Figure record extracts

======

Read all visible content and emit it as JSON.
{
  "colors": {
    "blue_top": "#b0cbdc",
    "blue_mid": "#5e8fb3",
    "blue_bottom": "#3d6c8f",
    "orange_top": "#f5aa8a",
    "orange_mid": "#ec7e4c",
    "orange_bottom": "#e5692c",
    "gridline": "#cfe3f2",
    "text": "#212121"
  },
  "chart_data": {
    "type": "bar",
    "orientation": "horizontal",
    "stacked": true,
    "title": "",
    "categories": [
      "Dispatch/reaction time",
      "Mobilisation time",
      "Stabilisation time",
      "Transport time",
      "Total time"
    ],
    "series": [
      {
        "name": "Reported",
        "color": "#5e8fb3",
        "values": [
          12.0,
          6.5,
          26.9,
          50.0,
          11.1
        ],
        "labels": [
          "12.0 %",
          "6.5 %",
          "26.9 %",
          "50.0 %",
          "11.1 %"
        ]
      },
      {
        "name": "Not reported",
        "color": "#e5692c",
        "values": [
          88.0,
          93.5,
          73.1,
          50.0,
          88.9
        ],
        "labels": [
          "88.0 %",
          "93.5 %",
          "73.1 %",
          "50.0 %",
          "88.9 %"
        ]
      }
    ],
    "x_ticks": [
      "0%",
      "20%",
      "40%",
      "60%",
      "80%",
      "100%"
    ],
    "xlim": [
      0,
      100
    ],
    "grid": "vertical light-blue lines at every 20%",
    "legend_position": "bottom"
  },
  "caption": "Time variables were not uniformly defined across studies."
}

======

Go back to the listing above and please repeat it exactly.

▶ _OUTPUT_:
Read all visible content and emit it as JSON.
{
  "colors": {
    "blue_top": "#b0cbdc",
    "blue_mid": "#5e8fb3",
    "blue_bottom": "#3d6c8f",
    "orange_top": "#f5aa8a",
    "orange_mid": "#ec7e4c",
    "orange_bottom": "#e5692c",
    "gridline": "#cfe3f2",
    "text": "#212121"
  },
  "chart_data": {
    "type": "bar",
    "orientation": "horizontal",
    "stacked": true,
    "title": "",
    "categories": [
      "Dispatch/reaction time",
      "Mobilisation time",
      "Stabilisation time",
      "Transport time",
      "Total time"
    ],
    "series": [
      {
        "name": "Reported",
        "color": "#5e8fb3",
        "values": [
          12.0,
          6.5,
          26.9,
          50.0,
          11.1
        ],
        "labels": [
          "12.0 %",
          "6.5 %",
          "26.9 %",
          "50.0 %",
          "11.1 %"
        ]
      },
      {
        "name": "Not reported",
        "color": "#e5692c",
        "values": [
          88.0,
          93.5,
          73.1,
          50.0,
          88.9
        ],
        "labels": [
          "88.0 %",
          "93.5 %",
          "73.1 %",
          "50.0 %",
          "88.9 %"
        ]
      }
    ],
    "x_ticks": [
      "0%",
      "20%",
      "40%",
      "60%",
      "80%",
      "100%"
    ],
    "xlim": [
      0,
      100
    ],
    "grid": "vertical light-blue lines at every 20%",
    "legend_position": "bottom"
  },
  "caption": "Time variables were not uniformly defined across studies."
}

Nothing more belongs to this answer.